(DOCUMENT TEXT begins)
- Promotional poster featuring The Wyatt Family (Bray Wyatt, Erick Rowan, Luke Harper, and Braun Strowman)
- Promotion: WWE
- Date: May 1, 2016
- City: Rosemont, Illinois
- Venue: Allstate Arena
- Attendance: 13,250
- Tagline: "The first pay-per-view of a New Era"

WWE event chronology
| ← Previous WrestleMania 32 | Next → Extreme Rules |

Payback chronology
| ← Previous 2015 | Next → 2017 |

= Payback (2016) =

WWE pay-per-view and livestreaming event

The 2016 Payback was a professional wrestling pay-per-view (PPV) and livestreaming event produced by WWE. It was the fourth annual Payback and took place on May 1, 2016, at the Allstate Arena in the Chicago suburb of Rosemont, Illinois. The event is considered by WWE to be the first PPV and livestreaming event of The New Era. The concept of the event was based around wrestlers seeking payback against their opponents.

Eight matches were contested at the event, including two on the Kickoff pre-show. In the main event, Roman Reigns defeated AJ Styles to retain the WWE World Heavyweight Championship. In other prominent matches, Dean Ambrose defeated Chris Jericho, The Miz defeated Cesaro to retain the Intercontinental Championship, and in the opening bout, the tournament final to determine the number one contenders for the WWE Tag Team Championship, which was contested between Enzo Amore and Colin Cassidy and The Vaudevillains (Aiden English and Simon Gotch), ended in a no contest.
(DOCUMENT TEXT ends)
(EXTRACTED MATERIAL begins)
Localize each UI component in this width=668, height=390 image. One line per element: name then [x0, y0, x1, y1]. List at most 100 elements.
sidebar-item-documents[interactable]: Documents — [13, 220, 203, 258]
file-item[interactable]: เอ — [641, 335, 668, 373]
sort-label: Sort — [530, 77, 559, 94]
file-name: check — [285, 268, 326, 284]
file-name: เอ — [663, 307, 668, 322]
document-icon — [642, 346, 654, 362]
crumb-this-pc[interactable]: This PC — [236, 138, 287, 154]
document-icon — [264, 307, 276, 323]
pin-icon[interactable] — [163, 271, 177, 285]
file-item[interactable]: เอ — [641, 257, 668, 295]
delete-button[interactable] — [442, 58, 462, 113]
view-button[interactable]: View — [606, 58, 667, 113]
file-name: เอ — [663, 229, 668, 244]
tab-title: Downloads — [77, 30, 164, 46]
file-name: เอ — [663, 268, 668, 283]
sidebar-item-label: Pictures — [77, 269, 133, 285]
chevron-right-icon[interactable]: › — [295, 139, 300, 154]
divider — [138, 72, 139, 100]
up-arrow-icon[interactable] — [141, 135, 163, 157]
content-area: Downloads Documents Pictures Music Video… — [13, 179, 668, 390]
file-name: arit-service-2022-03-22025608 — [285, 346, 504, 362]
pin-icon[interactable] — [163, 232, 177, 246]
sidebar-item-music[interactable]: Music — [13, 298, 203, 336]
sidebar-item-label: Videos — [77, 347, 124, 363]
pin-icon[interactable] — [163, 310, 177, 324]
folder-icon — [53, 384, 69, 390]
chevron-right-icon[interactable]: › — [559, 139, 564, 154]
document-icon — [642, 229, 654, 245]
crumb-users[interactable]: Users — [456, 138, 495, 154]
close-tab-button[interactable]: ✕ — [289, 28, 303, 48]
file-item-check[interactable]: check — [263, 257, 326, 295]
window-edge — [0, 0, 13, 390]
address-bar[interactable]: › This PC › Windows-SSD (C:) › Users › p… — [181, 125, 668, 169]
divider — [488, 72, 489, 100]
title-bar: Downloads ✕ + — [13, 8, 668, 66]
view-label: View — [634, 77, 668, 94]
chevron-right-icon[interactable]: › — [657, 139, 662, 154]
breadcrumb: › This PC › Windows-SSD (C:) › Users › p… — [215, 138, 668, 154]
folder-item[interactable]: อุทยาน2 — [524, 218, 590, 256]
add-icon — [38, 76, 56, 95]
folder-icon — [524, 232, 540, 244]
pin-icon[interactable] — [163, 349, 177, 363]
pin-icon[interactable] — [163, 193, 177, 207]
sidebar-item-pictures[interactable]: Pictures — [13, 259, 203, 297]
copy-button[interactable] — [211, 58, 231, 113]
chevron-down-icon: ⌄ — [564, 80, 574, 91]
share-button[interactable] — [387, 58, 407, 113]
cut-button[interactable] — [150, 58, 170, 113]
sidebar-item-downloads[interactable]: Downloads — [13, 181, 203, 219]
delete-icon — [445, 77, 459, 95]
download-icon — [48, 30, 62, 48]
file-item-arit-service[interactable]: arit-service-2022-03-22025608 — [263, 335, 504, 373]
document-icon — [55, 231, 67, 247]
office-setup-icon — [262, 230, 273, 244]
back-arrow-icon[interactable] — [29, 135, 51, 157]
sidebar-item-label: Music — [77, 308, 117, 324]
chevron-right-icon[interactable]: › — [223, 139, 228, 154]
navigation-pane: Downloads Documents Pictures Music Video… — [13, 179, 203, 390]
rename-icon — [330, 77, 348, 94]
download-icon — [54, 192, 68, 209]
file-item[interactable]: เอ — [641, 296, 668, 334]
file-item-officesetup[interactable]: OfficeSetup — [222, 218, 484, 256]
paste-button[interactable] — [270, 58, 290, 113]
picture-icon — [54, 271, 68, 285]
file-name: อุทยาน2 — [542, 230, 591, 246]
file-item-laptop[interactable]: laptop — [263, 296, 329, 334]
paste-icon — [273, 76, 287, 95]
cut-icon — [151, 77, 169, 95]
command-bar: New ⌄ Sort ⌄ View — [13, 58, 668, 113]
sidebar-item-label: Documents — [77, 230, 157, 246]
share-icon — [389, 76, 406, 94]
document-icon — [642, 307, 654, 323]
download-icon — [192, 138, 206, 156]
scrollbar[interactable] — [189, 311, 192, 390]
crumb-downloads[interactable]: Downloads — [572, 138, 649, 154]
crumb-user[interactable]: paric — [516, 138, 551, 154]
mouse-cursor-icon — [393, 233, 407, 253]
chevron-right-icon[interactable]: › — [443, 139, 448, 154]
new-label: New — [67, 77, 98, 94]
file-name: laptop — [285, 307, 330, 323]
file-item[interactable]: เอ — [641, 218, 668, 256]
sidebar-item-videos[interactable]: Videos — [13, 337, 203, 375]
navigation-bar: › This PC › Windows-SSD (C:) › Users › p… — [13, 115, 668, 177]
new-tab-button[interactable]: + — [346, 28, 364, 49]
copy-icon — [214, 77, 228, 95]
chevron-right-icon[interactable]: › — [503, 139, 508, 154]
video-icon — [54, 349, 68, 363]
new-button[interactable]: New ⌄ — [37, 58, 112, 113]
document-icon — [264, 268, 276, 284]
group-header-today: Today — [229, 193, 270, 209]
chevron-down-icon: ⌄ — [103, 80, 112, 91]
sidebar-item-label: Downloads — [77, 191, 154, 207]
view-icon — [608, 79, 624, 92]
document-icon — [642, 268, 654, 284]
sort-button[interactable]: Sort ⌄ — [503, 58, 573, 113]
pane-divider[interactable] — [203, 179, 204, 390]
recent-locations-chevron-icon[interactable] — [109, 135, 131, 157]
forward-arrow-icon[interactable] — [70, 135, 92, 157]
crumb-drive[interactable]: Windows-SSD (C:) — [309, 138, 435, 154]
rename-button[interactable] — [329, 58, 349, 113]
(EXTRACTED MATERIAL ends)
■ **INSTRUCTIONS**:
[1] Name every wrestler who the Payback (2016) text says is featured on the promotional poster.
[2] Reproduce the Payback (2016) text verbatim between "The 2016 Payback" and "against their opponents.", inclusive.
[3] Condense the paragraph of the Payback (2016) text beginning "Eight matches were contested" into a bulleted list that keeps its main facts.

■ **RESULTS IN ORDER**:
[1] Bray Wyatt, Erick Rowan, Luke Harper, Braun Strowman

[2]
The 2016 Payback was a professional wrestling pay-per-view (PPV) and livestreaming event produced by WWE. It was the fourth annual Payback and took place on May 1, 2016, at the Allstate Arena in the Chicago suburb of Rosemont, Illinois. The event is considered by WWE to be the first PPV and livestreaming event of The New Era. The concept of the event was based around wrestlers seeking payback against their opponents.

[3]
- Eight matches took place, two of them on the Kickoff pre-show.
- Main event: Roman Reigns defeated AJ Styles and retained the WWE World Heavyweight Championship.
- Dean Ambrose defeated Chris Jericho.
- The Miz defeated Cesaro and retained the Intercontinental Championship.
- Opening bout: the tournament final to determine the number one contenders for the WWE Tag Team Championship, Enzo Amore and Colin Cassidy against The Vaudevillains (Aiden English and Simon Gotch), ended in a no contest.